But more of that later.

There was no rush to find alternative employment at the time – I had a decent occupational pension, though hardly the golden handshake that many believe awaits anyone, irrespective of finishing grade or length of tenure, that leaves the civil service. And it would be another eight and a half years before I was eligible for my state retirement pension.

But I received an income that supplemented my wife’s continued full-time salary (she would have, barring a lottery win, another eight years before she could follow suit). Once a handful of debts had been paid, the residual lump sum could sit in a savings account growing ever fatter with a 0.5% interest rate.

Although the process of offer, acceptance and departure was a swift and painless one, there were sound personal and professional reasons for my decision. I was becoming increasingly disenchanted with the commercial and less caring direction in which the organisation was moving, and felt unappreciated by immediate line management and employer alike. When I added in twenty three years of long distance commuting, I’d had enough.

[Data provided]:
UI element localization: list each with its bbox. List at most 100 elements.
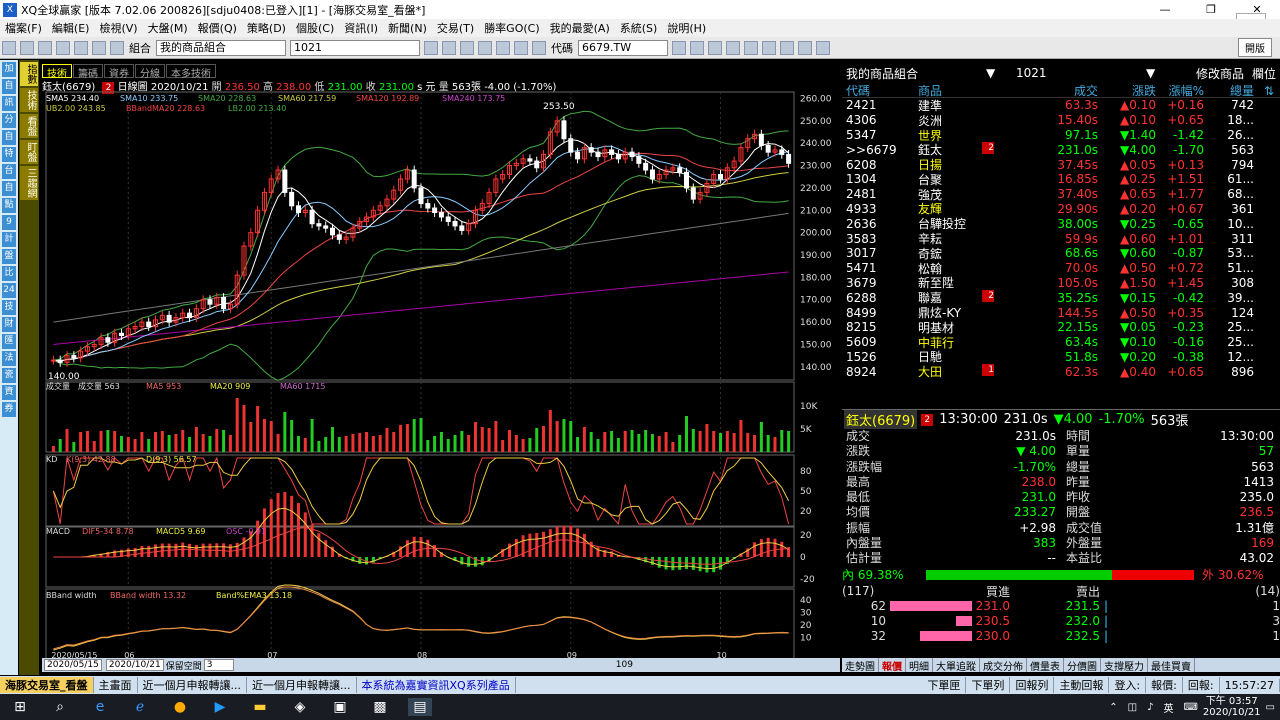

[The exercise]:
Using the account of leaving the civil service, decide whether each statement agrees with it. Answer yes or no, and quote the words that settle it.
1. The writer needed to find another job straight away.
2. The writer's wife went on working full-time.
3. The leftover lump sum earned 2% interest in savings.

[Correct response]:
1. No: "There was no rush to find alternative employment at the time"
2. Yes: "my wife’s continued full-time salary"
3. No: "a 0.5% interest rate"